##### Material for this task

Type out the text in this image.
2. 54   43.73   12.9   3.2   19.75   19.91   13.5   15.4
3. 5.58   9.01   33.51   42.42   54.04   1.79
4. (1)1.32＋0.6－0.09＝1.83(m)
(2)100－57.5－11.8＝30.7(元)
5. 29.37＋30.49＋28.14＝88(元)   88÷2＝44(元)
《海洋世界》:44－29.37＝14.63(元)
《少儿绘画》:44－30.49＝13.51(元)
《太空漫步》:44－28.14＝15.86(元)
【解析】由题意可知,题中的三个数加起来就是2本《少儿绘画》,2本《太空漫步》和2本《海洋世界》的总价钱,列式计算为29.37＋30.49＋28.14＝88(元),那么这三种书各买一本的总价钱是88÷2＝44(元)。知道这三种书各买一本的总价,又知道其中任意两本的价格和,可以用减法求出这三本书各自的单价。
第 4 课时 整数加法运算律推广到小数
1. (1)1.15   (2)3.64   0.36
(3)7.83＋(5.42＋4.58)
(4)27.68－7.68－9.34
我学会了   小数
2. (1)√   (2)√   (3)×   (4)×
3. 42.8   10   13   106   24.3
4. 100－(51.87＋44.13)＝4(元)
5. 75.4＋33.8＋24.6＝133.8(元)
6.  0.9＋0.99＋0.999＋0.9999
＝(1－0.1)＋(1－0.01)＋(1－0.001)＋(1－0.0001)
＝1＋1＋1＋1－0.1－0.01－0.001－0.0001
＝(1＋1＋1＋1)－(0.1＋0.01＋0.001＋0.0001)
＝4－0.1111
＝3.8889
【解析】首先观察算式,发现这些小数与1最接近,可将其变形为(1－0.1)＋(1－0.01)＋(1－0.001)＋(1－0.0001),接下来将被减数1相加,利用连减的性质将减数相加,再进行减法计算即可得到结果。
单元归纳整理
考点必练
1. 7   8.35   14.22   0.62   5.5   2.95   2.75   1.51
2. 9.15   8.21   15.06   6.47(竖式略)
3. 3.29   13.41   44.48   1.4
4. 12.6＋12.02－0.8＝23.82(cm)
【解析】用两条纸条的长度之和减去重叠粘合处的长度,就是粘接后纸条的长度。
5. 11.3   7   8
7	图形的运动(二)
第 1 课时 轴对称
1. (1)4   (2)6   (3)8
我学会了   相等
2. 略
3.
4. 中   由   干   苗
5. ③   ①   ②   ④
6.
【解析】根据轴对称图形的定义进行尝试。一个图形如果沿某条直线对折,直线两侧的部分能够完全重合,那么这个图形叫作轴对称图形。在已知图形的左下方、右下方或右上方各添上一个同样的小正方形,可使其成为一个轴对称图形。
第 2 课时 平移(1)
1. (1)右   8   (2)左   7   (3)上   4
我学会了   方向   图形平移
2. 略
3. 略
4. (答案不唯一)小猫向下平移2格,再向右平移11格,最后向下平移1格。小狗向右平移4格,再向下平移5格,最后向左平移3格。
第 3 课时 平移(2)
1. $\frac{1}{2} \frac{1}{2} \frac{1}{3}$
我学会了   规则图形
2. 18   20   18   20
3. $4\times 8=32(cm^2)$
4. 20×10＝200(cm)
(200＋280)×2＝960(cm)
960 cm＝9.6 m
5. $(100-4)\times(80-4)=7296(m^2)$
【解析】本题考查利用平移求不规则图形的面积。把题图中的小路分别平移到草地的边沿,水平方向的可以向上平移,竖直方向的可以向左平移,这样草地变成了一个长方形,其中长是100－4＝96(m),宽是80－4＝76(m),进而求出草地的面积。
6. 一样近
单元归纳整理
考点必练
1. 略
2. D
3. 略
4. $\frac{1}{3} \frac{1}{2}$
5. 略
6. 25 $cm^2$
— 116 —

##########

**What the task asks:** Return every line exactly.

**Complete answer:**
Type out the text in this image.
2. 54   43.73   12.9   3.2   19.75   19.91   13.5   15.4
3. 5.58   9.01   33.51   42.42   54.04   1.79
4. (1)1.32＋0.6－0.09＝1.83(m)
(2)100－57.5－11.8＝30.7(元)
5. 29.37＋30.49＋28.14＝88(元)   88÷2＝44(元)
《海洋世界》:44－29.37＝14.63(元)
《少儿绘画》:44－30.49＝13.51(元)
《太空漫步》:44－28.14＝15.86(元)
【解析】由题意可知,题中的三个数加起来就是2本《少儿绘画》,2本《太空漫步》和2本《海洋世界》的总价钱,列式计算为29.37＋30.49＋28.14＝88(元),那么这三种书各买一本的总价钱是88÷2＝44(元)。知道这三种书各买一本的总价,又知道其中任意两本的价格和,可以用减法求出这三本书各自的单价。
第 4 课时 整数加法运算律推广到小数
1. (1)1.15   (2)3.64   0.36
(3)7.83＋(5.42＋4.58)
(4)27.68－7.68－9.34
我学会了   小数
2. (1)√   (2)√   (3)×   (4)×
3. 42.8   10   13   106   24.3
4. 100－(51.87＋44.13)＝4(元)
5. 75.4＋33.8＋24.6＝133.8(元)
6.  0.9＋0.99＋0.999＋0.9999
＝(1－0.1)＋(1－0.01)＋(1－0.001)＋(1－0.0001)
＝1＋1＋1＋1－0.1－0.01－0.001－0.0001
＝(1＋1＋1＋1)－(0.1＋0.01＋0.001＋0.0001)
＝4－0.1111
＝3.8889
【解析】首先观察算式,发现这些小数与1最接近,可将其变形为(1－0.1)＋(1－0.01)＋(1－0.001)＋(1－0.0001),接下来将被减数1相加,利用连减的性质将减数相加,再进行减法计算即可得到结果。
单元归纳整理
考点必练
1. 7   8.35   14.22   0.62   5.5   2.95   2.75   1.51
2. 9.15   8.21   15.06   6.47(竖式略)
3. 3.29   13.41   44.48   1.4
4. 12.6＋12.02－0.8＝23.82(cm)
【解析】用两条纸条的长度之和减去重叠粘合处的长度,就是粘接后纸条的长度。
5. 11.3   7   8
7	图形的运动(二)
第 1 课时 轴对称
1. (1)4   (2)6   (3)8
我学会了   相等
2. 略
3.
4. 中   由   干   苗
5. ③   ①   ②   ④
6.
【解析】根据轴对称图形的定义进行尝试。一个图形如果沿某条直线对折,直线两侧的部分能够完全重合,那么这个图形叫作轴对称图形。在已知图形的左下方、右下方或右上方各添上一个同样的小正方形,可使其成为一个轴对称图形。
第 2 课时 平移(1)
1. (1)右   8   (2)左   7   (3)上   4
我学会了   方向   图形平移
2. 略
3. 略
4. (答案不唯一)小猫向下平移2格,再向右平移11格,最后向下平移1格。小狗向右平移4格,再向下平移5格,最后向左平移3格。
第 3 课时 平移(2)
1. $\frac{1}{2} \frac{1}{2} \frac{1}{3}$
我学会了   规则图形
2. 18   20   18   20
3. $4\times 8=32(cm^2)$
4. 20×10＝200(cm)
(200＋280)×2＝960(cm)
960 cm＝9.6 m
5. $(100-4)\times(80-4)=7296(m^2)$
【解析】本题考查利用平移求不规则图形的面积。把题图中的小路分别平移到草地的边沿,水平方向的可以向上平移,竖直方向的可以向左平移,这样草地变成了一个长方形,其中长是100－4＝96(m),宽是80－4＝76(m),进而求出草地的面积。
6. 一样近
单元归纳整理
考点必练
1. 略
2. D
3. 略
4. $\frac{1}{3} \frac{1}{2}$
5. 略
6. 25 $cm^2$
— 116 —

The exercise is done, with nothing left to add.